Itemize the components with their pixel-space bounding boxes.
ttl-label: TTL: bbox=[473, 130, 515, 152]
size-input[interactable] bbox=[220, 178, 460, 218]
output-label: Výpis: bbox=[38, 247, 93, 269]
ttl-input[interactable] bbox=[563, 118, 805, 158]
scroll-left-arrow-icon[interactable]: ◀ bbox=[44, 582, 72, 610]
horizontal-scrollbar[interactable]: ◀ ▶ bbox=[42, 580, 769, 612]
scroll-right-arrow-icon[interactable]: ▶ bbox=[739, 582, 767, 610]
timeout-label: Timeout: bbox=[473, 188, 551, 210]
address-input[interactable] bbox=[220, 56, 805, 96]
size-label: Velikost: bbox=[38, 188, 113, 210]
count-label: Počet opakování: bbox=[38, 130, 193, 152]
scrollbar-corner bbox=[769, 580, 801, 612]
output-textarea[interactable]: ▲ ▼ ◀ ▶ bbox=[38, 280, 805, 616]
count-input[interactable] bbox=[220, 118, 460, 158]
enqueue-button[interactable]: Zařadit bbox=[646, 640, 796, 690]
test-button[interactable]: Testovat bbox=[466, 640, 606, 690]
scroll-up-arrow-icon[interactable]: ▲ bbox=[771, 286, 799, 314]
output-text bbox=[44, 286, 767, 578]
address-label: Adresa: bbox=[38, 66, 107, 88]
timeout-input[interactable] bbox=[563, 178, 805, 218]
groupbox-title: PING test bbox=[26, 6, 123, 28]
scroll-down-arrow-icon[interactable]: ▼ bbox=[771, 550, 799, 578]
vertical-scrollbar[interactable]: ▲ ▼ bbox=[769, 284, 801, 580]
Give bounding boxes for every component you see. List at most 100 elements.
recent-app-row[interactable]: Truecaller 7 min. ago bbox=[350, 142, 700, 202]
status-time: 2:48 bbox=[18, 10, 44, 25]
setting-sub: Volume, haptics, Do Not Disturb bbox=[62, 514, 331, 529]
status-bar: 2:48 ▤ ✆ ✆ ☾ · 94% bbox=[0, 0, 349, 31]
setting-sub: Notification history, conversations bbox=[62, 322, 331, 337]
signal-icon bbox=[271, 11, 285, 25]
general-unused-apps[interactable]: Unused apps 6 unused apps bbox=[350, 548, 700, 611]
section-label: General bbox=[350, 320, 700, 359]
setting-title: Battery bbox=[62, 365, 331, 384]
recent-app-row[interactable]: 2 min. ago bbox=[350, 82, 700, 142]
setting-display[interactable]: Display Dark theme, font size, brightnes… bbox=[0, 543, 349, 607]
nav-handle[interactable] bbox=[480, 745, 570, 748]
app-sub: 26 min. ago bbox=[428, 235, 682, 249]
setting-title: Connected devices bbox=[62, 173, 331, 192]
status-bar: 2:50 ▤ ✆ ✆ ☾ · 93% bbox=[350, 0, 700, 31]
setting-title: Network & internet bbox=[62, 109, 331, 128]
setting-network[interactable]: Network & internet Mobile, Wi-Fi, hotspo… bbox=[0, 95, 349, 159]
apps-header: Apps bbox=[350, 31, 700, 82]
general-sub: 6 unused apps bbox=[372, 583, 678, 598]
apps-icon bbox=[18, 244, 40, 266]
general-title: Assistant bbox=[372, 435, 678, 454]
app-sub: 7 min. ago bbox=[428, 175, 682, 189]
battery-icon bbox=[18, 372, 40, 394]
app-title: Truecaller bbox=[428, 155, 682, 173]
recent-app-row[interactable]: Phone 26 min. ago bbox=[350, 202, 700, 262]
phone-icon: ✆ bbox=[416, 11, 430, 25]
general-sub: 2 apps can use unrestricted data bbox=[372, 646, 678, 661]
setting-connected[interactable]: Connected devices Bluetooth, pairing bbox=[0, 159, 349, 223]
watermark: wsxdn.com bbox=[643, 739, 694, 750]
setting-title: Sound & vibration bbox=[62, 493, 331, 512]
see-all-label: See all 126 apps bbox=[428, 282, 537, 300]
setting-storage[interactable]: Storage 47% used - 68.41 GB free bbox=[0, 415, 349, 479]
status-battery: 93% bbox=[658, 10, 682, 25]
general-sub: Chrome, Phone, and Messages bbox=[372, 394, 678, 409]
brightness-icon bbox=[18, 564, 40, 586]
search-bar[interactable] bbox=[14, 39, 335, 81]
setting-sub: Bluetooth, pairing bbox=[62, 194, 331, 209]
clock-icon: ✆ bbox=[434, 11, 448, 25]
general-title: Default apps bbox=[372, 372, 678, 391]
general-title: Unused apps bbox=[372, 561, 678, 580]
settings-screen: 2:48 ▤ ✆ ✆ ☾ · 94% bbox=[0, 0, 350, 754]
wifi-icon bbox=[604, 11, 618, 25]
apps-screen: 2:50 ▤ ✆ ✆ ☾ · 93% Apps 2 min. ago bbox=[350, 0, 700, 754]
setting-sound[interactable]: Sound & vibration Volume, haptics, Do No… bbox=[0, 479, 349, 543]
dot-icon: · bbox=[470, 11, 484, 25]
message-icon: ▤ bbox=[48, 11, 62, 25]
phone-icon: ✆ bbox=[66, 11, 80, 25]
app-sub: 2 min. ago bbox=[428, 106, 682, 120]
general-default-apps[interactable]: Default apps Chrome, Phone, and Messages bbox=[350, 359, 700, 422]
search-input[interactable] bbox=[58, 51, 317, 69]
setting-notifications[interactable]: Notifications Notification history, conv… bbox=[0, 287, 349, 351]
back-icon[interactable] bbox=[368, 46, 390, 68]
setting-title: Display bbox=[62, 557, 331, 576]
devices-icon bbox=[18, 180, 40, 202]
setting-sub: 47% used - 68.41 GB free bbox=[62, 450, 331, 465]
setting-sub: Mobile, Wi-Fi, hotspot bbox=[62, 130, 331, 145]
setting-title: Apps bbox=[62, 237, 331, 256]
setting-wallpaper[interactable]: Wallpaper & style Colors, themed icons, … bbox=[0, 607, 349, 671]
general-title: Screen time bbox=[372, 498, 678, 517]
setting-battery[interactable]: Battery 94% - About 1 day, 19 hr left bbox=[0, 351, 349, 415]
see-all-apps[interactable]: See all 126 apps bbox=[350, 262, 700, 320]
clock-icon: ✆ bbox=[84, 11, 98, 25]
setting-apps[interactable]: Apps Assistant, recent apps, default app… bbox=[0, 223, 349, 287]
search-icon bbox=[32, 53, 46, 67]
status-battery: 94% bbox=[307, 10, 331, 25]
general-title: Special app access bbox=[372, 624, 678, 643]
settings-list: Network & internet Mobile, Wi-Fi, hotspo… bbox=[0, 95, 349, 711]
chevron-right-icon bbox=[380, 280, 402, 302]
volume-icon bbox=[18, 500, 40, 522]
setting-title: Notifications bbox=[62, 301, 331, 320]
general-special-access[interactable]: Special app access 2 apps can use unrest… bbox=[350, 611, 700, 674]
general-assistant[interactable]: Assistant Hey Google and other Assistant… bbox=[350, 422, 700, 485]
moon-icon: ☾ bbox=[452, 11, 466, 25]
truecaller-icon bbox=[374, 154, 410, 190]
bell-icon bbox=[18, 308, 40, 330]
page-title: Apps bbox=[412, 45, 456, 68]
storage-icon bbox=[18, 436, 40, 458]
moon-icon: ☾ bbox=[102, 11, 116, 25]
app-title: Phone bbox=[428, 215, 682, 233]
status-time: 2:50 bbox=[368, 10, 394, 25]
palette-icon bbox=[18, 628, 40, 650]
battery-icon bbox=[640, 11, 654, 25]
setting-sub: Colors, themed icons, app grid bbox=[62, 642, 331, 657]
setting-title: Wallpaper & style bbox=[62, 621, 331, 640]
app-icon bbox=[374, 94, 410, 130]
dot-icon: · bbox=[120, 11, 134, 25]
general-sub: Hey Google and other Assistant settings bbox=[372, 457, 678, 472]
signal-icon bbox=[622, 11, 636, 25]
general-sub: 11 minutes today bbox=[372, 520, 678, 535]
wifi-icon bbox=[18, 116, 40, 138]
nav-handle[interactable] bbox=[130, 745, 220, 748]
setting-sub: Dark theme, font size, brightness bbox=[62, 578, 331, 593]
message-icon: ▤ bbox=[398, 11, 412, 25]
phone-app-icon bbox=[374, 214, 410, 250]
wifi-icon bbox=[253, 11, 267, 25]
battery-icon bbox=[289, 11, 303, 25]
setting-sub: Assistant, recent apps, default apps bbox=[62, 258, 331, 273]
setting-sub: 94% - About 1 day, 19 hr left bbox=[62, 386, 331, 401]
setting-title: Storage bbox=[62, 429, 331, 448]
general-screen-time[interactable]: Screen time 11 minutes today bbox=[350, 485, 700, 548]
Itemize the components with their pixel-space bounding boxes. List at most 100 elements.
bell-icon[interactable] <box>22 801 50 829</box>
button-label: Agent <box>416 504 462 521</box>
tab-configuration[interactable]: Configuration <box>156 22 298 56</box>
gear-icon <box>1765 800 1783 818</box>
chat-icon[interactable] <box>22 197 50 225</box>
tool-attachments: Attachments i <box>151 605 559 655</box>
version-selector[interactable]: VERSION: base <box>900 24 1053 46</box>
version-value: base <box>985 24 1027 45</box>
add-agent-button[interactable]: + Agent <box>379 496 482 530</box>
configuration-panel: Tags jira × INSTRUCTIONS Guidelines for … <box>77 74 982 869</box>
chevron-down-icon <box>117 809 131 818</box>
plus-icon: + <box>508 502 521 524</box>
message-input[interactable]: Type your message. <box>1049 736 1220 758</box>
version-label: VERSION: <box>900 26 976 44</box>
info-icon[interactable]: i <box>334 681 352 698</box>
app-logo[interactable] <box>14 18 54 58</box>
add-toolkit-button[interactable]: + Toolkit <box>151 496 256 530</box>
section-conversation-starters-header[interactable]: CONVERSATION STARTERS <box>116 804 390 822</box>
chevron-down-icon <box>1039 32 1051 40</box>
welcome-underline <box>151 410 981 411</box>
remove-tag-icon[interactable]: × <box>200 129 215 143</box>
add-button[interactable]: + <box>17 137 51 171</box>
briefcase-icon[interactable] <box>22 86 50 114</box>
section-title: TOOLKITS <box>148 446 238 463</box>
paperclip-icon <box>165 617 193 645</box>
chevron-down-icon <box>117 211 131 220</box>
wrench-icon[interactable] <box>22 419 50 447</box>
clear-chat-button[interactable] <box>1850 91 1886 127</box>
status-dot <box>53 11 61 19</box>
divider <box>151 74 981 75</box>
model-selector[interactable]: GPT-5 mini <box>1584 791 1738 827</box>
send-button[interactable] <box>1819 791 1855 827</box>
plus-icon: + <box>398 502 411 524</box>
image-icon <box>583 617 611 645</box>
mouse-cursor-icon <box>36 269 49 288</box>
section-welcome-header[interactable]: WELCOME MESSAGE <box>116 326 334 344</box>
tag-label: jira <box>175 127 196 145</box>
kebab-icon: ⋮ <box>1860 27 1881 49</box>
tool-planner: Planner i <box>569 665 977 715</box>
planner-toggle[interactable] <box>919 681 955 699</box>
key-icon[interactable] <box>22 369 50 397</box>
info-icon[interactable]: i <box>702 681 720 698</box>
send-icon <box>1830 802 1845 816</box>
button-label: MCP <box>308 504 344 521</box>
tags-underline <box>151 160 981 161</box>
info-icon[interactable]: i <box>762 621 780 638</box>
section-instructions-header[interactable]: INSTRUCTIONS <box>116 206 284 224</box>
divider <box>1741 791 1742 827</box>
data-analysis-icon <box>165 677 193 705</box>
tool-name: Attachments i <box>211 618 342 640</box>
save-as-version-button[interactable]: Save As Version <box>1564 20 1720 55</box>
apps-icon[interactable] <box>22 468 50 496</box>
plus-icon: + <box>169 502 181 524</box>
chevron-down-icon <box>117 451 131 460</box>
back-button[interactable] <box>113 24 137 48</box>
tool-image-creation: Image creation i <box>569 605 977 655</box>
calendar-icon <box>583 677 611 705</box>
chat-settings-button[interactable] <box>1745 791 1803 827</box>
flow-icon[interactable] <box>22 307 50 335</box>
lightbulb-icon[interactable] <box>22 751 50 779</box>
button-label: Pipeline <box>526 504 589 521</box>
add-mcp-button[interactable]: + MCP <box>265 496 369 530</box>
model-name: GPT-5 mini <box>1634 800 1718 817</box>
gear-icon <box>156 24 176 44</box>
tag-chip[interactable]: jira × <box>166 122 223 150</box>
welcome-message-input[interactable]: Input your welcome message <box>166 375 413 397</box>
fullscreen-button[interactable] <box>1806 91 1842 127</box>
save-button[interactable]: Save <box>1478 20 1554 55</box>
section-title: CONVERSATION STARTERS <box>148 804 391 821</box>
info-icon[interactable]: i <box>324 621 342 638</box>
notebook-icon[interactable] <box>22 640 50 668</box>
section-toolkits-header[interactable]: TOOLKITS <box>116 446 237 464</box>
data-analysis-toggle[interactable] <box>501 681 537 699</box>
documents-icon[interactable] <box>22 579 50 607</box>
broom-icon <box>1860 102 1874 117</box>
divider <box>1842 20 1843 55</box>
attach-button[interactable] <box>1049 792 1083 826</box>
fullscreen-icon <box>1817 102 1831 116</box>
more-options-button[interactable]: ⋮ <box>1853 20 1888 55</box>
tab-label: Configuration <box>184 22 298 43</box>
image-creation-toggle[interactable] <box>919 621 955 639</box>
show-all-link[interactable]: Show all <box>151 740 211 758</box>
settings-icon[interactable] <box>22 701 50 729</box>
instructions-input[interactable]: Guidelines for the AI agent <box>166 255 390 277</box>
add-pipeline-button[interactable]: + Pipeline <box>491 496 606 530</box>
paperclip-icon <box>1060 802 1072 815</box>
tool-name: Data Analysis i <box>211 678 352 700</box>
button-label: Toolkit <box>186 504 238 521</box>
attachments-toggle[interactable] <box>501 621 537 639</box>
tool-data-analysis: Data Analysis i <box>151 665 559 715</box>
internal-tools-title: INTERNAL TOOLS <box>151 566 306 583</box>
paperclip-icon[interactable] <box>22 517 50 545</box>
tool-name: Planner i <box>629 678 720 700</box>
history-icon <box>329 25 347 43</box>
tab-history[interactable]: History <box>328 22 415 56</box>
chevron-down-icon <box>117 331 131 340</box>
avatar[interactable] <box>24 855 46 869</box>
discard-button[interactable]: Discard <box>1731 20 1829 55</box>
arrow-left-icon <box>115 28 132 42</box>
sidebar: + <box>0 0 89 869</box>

▶ [Directions for this task]: Render everything from the start of the data down to and including the line containing "horizontal-scrollbar[interactable]: ◀ ▶" as a JSON list of strings, with one string per line and blank lines omitted.

▶ [Exercise result]:
[
  "Itemize the components with their pixel-space bounding boxes.",
  "ttl-label: TTL: bbox=[473, 130, 515, 152]",
  "size-input[interactable] bbox=[220, 178, 460, 218]",
  "output-label: Výpis: bbox=[38, 247, 93, 269]",
  "ttl-input[interactable] bbox=[563, 118, 805, 158]",
  "scroll-left-arrow-icon[interactable]: ◀ bbox=[44, 582, 72, 610]",
  "horizontal-scrollbar[interactable]: ◀ ▶ bbox=[42, 580, 769, 612]"
]